Directions for this task ->
Send back all the data below, exactly as given.

Available data ->
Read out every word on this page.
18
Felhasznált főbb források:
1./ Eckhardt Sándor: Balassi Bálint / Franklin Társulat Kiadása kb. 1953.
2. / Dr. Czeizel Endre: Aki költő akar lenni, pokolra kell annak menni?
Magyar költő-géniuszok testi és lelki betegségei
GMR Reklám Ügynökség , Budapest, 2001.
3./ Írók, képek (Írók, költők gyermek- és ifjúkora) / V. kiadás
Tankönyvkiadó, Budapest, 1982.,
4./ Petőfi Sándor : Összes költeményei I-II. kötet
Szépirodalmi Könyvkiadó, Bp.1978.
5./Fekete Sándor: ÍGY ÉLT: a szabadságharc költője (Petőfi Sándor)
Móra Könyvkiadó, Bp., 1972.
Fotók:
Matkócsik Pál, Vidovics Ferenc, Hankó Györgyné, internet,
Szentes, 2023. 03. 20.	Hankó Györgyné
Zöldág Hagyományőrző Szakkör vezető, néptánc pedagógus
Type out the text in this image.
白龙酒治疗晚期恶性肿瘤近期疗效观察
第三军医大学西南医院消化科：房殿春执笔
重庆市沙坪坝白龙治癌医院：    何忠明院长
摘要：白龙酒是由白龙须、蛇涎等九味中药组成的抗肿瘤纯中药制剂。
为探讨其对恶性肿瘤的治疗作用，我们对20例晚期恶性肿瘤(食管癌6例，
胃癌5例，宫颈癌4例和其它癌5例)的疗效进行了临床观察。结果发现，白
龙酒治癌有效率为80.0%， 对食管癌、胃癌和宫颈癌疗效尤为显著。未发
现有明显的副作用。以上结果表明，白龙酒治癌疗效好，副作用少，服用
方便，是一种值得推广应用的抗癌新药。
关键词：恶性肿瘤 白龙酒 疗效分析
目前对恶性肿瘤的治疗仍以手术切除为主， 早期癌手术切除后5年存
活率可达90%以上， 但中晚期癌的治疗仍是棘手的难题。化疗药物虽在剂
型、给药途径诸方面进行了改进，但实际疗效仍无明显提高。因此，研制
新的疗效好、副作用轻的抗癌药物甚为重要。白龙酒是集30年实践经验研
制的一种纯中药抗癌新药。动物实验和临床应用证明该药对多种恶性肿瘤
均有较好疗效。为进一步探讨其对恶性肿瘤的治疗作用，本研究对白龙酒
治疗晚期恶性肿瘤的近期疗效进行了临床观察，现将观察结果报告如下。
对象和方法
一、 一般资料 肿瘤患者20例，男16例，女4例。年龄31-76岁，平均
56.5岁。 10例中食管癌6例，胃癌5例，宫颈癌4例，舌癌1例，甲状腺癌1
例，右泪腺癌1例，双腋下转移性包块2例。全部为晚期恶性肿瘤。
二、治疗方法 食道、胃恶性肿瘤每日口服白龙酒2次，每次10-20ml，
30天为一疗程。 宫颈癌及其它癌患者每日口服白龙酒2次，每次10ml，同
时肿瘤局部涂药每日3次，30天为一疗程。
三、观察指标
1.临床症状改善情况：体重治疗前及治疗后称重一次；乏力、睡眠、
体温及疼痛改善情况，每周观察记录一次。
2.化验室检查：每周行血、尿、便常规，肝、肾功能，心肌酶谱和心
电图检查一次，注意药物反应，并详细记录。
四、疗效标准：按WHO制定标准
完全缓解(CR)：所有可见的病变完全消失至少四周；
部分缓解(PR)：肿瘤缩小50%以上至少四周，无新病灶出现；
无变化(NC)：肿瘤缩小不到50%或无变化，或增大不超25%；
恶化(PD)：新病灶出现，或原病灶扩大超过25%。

Exercise output ->
Read out every word on this page.
18
Felhasznált főbb források:
1./ Eckhardt Sándor: Balassi Bálint / Franklin Társulat Kiadása kb. 1953.
2. / Dr. Czeizel Endre: Aki költő akar lenni, pokolra kell annak menni?
Magyar költő-géniuszok testi és lelki betegségei
GMR Reklám Ügynökség , Budapest, 2001.
3./ Írók, képek (Írók, költők gyermek- és ifjúkora) / V. kiadás
Tankönyvkiadó, Budapest, 1982.,
4./ Petőfi Sándor : Összes költeményei I-II. kötet
Szépirodalmi Könyvkiadó, Bp.1978.
5./Fekete Sándor: ÍGY ÉLT: a szabadságharc költője (Petőfi Sándor)
Móra Könyvkiadó, Bp., 1972.
Fotók:
Matkócsik Pál, Vidovics Ferenc, Hankó Györgyné, internet,
Szentes, 2023. 03. 20.	Hankó Györgyné
Zöldág Hagyományőrző Szakkör vezető, néptánc pedagógus
Type out the text in this image.
白龙酒治疗晚期恶性肿瘤近期疗效观察
第三军医大学西南医院消化科：房殿春执笔
重庆市沙坪坝白龙治癌医院：    何忠明院长
摘要：白龙酒是由白龙须、蛇涎等九味中药组成的抗肿瘤纯中药制剂。
为探讨其对恶性肿瘤的治疗作用，我们对20例晚期恶性肿瘤(食管癌6例，
胃癌5例，宫颈癌4例和其它癌5例)的疗效进行了临床观察。结果发现，白
龙酒治癌有效率为80.0%， 对食管癌、胃癌和宫颈癌疗效尤为显著。未发
现有明显的副作用。以上结果表明，白龙酒治癌疗效好，副作用少，服用
方便，是一种值得推广应用的抗癌新药。
关键词：恶性肿瘤 白龙酒 疗效分析
目前对恶性肿瘤的治疗仍以手术切除为主， 早期癌手术切除后5年存
活率可达90%以上， 但中晚期癌的治疗仍是棘手的难题。化疗药物虽在剂
型、给药途径诸方面进行了改进，但实际疗效仍无明显提高。因此，研制
新的疗效好、副作用轻的抗癌药物甚为重要。白龙酒是集30年实践经验研
制的一种纯中药抗癌新药。动物实验和临床应用证明该药对多种恶性肿瘤
均有较好疗效。为进一步探讨其对恶性肿瘤的治疗作用，本研究对白龙酒
治疗晚期恶性肿瘤的近期疗效进行了临床观察，现将观察结果报告如下。
对象和方法
一、 一般资料 肿瘤患者20例，男16例，女4例。年龄31-76岁，平均
56.5岁。 10例中食管癌6例，胃癌5例，宫颈癌4例，舌癌1例，甲状腺癌1
例，右泪腺癌1例，双腋下转移性包块2例。全部为晚期恶性肿瘤。
二、治疗方法 食道、胃恶性肿瘤每日口服白龙酒2次，每次10-20ml，
30天为一疗程。 宫颈癌及其它癌患者每日口服白龙酒2次，每次10ml，同
时肿瘤局部涂药每日3次，30天为一疗程。
三、观察指标
1.临床症状改善情况：体重治疗前及治疗后称重一次；乏力、睡眠、
体温及疼痛改善情况，每周观察记录一次。
2.化验室检查：每周行血、尿、便常规，肝、肾功能，心肌酶谱和心
电图检查一次，注意药物反应，并详细记录。
四、疗效标准：按WHO制定标准
完全缓解(CR)：所有可见的病变完全消失至少四周；
部分缓解(PR)：肿瘤缩小50%以上至少四周，无新病灶出现；
无变化(NC)：肿瘤缩小不到50%或无变化，或增大不超25%；
恶化(PD)：新病灶出现，或原病灶扩大超过25%。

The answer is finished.